** start **

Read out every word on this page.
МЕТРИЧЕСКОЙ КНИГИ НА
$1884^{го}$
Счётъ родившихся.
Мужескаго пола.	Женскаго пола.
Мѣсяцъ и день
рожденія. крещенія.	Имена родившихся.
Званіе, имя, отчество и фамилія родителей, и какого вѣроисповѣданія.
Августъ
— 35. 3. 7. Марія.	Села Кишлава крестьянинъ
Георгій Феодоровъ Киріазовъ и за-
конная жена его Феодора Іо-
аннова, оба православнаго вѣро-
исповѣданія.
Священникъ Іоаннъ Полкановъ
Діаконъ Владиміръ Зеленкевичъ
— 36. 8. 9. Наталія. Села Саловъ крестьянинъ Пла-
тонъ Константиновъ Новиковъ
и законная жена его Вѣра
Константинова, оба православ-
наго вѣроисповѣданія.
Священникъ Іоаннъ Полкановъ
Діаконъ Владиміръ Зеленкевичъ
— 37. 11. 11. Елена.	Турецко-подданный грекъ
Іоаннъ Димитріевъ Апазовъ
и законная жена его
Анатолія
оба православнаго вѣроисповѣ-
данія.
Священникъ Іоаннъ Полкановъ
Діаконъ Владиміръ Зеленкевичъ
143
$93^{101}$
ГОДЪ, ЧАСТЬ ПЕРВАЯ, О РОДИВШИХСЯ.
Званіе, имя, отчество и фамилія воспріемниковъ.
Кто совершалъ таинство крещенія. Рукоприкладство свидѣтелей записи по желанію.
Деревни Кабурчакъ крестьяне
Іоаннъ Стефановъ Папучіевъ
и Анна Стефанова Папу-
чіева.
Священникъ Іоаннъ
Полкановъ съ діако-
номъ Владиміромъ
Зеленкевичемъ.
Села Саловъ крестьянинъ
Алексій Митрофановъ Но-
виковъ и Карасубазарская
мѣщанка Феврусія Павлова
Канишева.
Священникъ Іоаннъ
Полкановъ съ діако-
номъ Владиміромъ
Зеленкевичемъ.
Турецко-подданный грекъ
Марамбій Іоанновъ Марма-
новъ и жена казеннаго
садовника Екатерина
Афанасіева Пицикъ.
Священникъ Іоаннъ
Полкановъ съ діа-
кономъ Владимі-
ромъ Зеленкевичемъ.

** end **

**INSTRUCTION**: Pull out each record as written and restate it exactly.

**FINISHED TASK**:
Read out every word on this page.
МЕТРИЧЕСКОЙ КНИГИ НА
$1884^{го}$
Счётъ родившихся.
Мужескаго пола.	Женскаго пола.
Мѣсяцъ и день
рожденія. крещенія.	Имена родившихся.
Званіе, имя, отчество и фамилія родителей, и какого вѣроисповѣданія.
Августъ
— 35. 3. 7. Марія.	Села Кишлава крестьянинъ
Георгій Феодоровъ Киріазовъ и за-
конная жена его Феодора Іо-
аннова, оба православнаго вѣро-
исповѣданія.
Священникъ Іоаннъ Полкановъ
Діаконъ Владиміръ Зеленкевичъ
— 36. 8. 9. Наталія. Села Саловъ крестьянинъ Пла-
тонъ Константиновъ Новиковъ
и законная жена его Вѣра
Константинова, оба православ-
наго вѣроисповѣданія.
Священникъ Іоаннъ Полкановъ
Діаконъ Владиміръ Зеленкевичъ
— 37. 11. 11. Елена.	Турецко-подданный грекъ
Іоаннъ Димитріевъ Апазовъ
и законная жена его
Анатолія
оба православнаго вѣроисповѣ-
данія.
Священникъ Іоаннъ Полкановъ
Діаконъ Владиміръ Зеленкевичъ
143
$93^{101}$
ГОДЪ, ЧАСТЬ ПЕРВАЯ, О РОДИВШИХСЯ.
Званіе, имя, отчество и фамилія воспріемниковъ.
Кто совершалъ таинство крещенія. Рукоприкладство свидѣтелей записи по желанію.
Деревни Кабурчакъ крестьяне
Іоаннъ Стефановъ Папучіевъ
и Анна Стефанова Папу-
чіева.
Священникъ Іоаннъ
Полкановъ съ діако-
номъ Владиміромъ
Зеленкевичемъ.
Села Саловъ крестьянинъ
Алексій Митрофановъ Но-
виковъ и Карасубазарская
мѣщанка Феврусія Павлова
Канишева.
Священникъ Іоаннъ
Полкановъ съ діако-
номъ Владиміромъ
Зеленкевичемъ.
Турецко-подданный грекъ
Марамбій Іоанновъ Марма-
новъ и жена казеннаго
садовника Екатерина
Афанасіева Пицикъ.
Священникъ Іоаннъ
Полкановъ съ діа-
кономъ Владимі-
ромъ Зеленкевичемъ.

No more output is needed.